** START OF DATA TO PROCESS **
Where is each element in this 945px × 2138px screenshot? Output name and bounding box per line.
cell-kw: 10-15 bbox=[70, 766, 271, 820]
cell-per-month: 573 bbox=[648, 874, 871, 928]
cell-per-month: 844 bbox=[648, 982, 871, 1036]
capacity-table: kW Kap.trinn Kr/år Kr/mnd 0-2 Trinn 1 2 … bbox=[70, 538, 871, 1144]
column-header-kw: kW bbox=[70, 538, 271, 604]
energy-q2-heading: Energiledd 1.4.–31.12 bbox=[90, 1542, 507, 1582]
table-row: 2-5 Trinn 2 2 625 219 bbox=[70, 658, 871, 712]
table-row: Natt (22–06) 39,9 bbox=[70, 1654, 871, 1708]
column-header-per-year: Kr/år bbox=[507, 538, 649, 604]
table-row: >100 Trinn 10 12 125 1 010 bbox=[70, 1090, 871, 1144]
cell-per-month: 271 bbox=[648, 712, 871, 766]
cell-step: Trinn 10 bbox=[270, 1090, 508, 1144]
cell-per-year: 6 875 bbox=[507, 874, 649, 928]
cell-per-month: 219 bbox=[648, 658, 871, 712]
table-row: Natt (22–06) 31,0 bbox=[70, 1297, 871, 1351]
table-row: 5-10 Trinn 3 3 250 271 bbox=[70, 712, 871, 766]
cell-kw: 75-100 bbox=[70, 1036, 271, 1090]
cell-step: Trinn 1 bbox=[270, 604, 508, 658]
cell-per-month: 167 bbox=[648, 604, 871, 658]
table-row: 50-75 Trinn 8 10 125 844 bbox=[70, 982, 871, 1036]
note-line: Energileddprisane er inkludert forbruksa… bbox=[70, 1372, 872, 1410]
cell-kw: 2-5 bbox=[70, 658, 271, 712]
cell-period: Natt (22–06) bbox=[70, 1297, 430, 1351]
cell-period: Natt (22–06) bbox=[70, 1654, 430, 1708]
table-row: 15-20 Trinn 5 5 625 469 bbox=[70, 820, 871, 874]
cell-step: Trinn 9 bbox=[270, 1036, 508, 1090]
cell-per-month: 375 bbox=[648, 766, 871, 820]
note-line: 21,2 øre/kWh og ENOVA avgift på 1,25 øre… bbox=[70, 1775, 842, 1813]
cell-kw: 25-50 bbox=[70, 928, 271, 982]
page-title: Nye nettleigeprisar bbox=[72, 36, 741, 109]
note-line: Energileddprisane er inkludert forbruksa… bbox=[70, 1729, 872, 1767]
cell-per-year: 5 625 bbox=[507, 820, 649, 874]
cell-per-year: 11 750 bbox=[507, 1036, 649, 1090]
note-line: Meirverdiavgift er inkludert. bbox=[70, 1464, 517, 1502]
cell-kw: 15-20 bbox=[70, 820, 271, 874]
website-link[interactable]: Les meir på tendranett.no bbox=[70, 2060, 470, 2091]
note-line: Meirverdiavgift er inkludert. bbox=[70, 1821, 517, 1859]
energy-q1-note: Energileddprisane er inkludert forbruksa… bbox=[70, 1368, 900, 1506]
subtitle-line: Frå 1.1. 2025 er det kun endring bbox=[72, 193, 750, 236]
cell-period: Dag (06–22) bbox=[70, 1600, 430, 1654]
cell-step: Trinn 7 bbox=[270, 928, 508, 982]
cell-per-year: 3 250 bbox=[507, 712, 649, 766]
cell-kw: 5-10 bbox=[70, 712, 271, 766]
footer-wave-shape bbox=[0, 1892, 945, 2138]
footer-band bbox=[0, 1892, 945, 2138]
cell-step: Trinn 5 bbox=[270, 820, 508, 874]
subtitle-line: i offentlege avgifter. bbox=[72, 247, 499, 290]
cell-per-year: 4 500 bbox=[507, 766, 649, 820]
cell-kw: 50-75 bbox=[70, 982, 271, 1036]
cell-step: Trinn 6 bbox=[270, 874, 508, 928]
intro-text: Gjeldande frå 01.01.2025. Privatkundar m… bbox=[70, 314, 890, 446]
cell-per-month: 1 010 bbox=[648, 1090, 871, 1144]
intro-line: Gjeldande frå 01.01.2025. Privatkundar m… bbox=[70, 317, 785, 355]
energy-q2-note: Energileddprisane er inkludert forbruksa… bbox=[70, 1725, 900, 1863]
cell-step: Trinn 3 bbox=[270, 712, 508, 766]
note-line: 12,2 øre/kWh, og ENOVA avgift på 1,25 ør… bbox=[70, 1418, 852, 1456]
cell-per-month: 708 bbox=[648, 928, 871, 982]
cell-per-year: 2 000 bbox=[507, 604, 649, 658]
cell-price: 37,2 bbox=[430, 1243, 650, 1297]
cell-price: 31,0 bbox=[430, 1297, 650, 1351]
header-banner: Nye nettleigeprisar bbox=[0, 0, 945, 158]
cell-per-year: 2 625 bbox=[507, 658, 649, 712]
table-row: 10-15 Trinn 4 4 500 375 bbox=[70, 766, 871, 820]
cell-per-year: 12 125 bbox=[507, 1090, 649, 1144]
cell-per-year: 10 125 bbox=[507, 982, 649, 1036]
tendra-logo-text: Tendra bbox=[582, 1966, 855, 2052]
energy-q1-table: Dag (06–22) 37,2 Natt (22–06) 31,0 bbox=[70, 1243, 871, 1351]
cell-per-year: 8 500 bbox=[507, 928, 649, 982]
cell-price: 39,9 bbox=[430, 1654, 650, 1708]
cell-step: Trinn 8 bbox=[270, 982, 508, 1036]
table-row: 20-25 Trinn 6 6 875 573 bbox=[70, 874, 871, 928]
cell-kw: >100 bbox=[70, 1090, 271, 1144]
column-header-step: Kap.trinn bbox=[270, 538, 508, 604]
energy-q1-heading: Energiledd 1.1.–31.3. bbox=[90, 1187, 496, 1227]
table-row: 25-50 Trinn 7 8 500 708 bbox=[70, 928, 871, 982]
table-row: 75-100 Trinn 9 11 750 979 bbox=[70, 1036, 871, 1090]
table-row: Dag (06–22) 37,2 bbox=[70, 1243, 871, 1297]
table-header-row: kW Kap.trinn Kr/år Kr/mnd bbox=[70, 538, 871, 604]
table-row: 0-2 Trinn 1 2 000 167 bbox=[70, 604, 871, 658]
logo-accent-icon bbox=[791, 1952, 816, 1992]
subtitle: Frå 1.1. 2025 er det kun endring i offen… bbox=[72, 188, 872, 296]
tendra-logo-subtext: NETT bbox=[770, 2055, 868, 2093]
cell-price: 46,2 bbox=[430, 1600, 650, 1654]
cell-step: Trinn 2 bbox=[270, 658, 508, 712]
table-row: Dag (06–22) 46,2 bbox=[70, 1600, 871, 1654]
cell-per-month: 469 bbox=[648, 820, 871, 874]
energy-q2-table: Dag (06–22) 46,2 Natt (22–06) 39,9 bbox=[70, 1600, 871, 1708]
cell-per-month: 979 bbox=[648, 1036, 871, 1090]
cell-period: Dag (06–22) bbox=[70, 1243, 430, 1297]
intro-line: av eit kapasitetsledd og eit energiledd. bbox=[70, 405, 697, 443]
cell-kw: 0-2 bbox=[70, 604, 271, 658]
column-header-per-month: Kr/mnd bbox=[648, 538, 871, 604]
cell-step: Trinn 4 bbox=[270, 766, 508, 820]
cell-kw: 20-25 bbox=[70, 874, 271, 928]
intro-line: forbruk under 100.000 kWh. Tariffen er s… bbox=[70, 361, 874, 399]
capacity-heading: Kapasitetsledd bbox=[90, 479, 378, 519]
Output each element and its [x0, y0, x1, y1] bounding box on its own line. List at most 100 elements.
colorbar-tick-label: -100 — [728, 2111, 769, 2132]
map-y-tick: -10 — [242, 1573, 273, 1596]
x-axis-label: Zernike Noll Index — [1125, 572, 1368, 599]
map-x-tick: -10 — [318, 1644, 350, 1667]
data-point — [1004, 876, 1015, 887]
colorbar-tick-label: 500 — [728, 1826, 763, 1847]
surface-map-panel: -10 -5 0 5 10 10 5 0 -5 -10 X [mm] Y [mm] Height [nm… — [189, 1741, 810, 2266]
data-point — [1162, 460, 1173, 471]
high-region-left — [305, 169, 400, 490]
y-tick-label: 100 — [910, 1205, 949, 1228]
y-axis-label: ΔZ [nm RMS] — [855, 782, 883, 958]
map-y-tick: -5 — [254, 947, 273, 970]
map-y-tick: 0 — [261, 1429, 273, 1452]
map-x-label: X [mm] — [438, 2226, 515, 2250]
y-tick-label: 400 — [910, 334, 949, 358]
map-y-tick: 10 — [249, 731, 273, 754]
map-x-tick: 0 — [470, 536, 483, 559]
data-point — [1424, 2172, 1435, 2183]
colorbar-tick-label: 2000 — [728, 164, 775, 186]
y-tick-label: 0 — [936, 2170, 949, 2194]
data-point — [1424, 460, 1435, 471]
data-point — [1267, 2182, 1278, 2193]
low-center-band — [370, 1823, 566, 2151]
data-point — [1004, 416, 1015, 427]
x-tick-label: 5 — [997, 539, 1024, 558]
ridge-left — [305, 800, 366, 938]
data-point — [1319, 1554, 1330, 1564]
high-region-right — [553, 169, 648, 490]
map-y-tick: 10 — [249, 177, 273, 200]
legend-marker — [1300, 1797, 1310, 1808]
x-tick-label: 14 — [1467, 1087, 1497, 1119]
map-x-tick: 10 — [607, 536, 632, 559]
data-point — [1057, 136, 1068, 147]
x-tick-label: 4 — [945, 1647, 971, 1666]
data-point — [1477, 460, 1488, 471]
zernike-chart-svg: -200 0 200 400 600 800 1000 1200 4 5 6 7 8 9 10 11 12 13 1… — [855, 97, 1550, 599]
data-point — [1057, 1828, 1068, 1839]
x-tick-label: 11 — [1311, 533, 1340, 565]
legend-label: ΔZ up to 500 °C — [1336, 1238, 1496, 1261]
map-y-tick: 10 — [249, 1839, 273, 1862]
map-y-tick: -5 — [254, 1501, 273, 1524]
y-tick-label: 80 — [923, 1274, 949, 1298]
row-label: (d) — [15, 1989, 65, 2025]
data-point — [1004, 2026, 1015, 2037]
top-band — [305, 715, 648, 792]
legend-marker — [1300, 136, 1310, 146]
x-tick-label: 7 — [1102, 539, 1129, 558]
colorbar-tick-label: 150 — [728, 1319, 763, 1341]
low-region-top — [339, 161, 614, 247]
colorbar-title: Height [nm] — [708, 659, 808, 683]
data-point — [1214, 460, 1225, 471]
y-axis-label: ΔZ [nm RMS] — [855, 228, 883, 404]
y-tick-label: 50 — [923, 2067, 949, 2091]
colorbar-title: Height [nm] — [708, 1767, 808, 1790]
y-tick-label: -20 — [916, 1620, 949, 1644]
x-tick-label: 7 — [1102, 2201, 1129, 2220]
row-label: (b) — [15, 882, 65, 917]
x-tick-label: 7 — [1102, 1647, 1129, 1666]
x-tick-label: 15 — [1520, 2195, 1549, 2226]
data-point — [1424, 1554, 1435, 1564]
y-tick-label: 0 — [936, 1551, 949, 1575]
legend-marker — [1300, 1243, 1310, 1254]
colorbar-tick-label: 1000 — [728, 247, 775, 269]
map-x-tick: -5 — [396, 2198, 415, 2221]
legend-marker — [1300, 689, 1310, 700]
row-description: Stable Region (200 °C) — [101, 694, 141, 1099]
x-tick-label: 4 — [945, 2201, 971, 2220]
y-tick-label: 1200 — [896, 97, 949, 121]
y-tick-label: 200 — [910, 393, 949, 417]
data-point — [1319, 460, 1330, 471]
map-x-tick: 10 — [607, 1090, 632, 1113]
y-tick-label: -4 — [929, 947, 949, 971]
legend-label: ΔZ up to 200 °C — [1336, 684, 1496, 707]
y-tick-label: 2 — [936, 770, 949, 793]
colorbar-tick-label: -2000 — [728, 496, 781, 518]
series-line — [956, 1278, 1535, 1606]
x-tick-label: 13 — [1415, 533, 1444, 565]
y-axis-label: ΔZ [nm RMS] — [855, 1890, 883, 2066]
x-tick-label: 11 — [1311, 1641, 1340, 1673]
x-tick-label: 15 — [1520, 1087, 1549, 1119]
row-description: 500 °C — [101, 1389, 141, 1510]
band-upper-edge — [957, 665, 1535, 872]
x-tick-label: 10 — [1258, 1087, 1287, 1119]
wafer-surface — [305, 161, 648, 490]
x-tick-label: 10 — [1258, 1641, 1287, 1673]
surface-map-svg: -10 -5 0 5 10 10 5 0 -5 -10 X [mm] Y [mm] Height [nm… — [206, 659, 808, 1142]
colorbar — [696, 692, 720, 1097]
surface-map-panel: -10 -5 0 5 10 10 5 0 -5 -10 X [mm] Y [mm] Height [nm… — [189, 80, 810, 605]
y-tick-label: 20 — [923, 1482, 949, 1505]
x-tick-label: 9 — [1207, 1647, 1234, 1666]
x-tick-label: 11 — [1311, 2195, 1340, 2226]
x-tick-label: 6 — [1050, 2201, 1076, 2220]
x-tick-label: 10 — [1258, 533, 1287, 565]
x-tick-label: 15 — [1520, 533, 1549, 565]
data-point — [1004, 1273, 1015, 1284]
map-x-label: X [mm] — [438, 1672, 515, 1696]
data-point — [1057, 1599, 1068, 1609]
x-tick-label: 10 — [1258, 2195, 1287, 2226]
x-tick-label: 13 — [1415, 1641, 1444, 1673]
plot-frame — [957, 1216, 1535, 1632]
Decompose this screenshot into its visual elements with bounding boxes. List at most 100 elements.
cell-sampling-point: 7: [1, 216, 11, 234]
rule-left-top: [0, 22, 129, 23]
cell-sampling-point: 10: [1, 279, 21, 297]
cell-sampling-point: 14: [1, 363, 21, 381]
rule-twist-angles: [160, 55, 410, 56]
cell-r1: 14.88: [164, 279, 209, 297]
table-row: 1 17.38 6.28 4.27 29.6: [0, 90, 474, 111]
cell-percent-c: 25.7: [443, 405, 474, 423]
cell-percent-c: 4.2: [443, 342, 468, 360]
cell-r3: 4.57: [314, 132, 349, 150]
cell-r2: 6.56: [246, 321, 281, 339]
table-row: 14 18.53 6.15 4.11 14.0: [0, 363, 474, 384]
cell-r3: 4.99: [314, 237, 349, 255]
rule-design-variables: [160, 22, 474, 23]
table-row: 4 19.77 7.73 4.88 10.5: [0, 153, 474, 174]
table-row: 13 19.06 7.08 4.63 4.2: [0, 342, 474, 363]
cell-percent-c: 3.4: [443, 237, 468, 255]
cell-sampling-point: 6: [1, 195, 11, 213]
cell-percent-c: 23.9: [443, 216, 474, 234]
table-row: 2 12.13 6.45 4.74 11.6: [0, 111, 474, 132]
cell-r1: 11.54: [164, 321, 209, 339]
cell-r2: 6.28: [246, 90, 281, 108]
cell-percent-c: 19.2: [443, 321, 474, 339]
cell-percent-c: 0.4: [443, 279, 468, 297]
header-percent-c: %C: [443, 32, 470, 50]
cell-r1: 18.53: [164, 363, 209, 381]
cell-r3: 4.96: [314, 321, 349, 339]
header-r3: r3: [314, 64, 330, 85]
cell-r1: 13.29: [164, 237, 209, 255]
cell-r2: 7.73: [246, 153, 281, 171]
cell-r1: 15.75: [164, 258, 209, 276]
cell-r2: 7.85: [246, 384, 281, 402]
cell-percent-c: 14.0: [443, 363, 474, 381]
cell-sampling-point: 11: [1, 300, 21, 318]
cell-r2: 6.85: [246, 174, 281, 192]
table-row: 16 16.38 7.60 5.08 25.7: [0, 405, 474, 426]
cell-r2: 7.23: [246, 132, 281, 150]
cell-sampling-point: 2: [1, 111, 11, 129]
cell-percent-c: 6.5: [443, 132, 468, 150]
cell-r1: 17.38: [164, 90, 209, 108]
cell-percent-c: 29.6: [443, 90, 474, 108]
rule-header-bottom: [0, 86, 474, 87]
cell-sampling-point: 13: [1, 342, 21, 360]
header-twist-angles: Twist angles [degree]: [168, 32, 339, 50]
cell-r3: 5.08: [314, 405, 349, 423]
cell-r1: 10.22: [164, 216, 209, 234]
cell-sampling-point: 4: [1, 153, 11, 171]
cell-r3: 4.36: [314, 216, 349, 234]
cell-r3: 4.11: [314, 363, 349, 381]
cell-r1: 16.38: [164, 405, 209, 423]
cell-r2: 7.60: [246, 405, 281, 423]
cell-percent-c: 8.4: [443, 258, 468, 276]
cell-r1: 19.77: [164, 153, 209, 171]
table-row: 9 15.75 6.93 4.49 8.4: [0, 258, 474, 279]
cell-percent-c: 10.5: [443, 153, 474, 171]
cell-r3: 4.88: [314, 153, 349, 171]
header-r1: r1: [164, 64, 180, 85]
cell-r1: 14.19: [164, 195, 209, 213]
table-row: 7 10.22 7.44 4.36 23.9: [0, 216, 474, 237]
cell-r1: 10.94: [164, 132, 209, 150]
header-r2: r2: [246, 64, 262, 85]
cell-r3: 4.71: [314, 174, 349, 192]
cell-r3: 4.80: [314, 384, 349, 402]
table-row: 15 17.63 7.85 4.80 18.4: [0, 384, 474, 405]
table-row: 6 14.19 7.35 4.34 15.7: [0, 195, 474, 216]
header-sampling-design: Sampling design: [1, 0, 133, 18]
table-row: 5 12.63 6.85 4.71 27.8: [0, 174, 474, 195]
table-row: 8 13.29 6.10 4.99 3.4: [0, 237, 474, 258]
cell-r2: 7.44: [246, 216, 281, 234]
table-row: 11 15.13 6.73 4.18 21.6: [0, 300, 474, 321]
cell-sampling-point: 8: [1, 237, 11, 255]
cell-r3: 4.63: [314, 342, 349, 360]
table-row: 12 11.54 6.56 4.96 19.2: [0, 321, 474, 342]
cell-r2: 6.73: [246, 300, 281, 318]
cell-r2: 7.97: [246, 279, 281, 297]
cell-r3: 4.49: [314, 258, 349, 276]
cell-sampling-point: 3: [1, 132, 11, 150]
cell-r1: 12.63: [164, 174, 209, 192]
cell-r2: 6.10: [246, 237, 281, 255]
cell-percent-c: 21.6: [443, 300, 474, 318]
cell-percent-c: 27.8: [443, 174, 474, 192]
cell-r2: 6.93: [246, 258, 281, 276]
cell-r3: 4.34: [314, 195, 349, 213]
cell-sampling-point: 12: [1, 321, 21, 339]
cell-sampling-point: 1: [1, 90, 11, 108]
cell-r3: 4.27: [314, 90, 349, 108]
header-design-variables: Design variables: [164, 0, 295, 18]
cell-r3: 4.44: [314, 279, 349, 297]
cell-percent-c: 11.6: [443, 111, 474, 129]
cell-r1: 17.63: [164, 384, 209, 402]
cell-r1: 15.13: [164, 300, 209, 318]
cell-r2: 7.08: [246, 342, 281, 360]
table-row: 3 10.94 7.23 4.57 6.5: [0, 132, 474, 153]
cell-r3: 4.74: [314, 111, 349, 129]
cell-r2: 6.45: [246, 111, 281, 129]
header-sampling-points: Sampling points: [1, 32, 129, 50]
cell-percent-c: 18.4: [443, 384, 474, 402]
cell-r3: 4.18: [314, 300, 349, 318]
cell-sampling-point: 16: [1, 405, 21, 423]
** END OF DATA TO PROCESS **
▶ TASK PROMPT: Return the lines from the first one through the line containing "table-row: 15-20 Trinn", inclusive, unchanged.

▶ ANSWER TO THE TASK:
Where is each element in this 945px × 2138px screenshot? Output name and bounding box per line.
cell-kw: 10-15 bbox=[70, 766, 271, 820]
cell-per-month: 573 bbox=[648, 874, 871, 928]
cell-per-month: 844 bbox=[648, 982, 871, 1036]
capacity-table: kW Kap.trinn Kr/år Kr/mnd 0-2 Trinn 1 2 … bbox=[70, 538, 871, 1144]
column-header-kw: kW bbox=[70, 538, 271, 604]
energy-q2-heading: Energiledd 1.4.–31.12 bbox=[90, 1542, 507, 1582]
table-row: 2-5 Trinn 2 2 625 219 bbox=[70, 658, 871, 712]
table-row: Natt (22–06) 39,9 bbox=[70, 1654, 871, 1708]
column-header-per-year: Kr/år bbox=[507, 538, 649, 604]
table-row: >100 Trinn 10 12 125 1 010 bbox=[70, 1090, 871, 1144]
cell-per-month: 271 bbox=[648, 712, 871, 766]
cell-step: Trinn 10 bbox=[270, 1090, 508, 1144]
cell-per-year: 6 875 bbox=[507, 874, 649, 928]
cell-per-month: 219 bbox=[648, 658, 871, 712]
table-row: Natt (22–06) 31,0 bbox=[70, 1297, 871, 1351]
table-row: 5-10 Trinn 3 3 250 271 bbox=[70, 712, 871, 766]
cell-kw: 75-100 bbox=[70, 1036, 271, 1090]
cell-step: Trinn 1 bbox=[270, 604, 508, 658]
cell-per-month: 167 bbox=[648, 604, 871, 658]
table-row: 50-75 Trinn 8 10 125 844 bbox=[70, 982, 871, 1036]
note-line: Energileddprisane er inkludert forbruksa… bbox=[70, 1372, 872, 1410]
cell-kw: 2-5 bbox=[70, 658, 271, 712]
cell-period: Natt (22–06) bbox=[70, 1297, 430, 1351]
cell-period: Natt (22–06) bbox=[70, 1654, 430, 1708]
table-row: 15-20 Trinn 5 5 625 469 bbox=[70, 820, 871, 874]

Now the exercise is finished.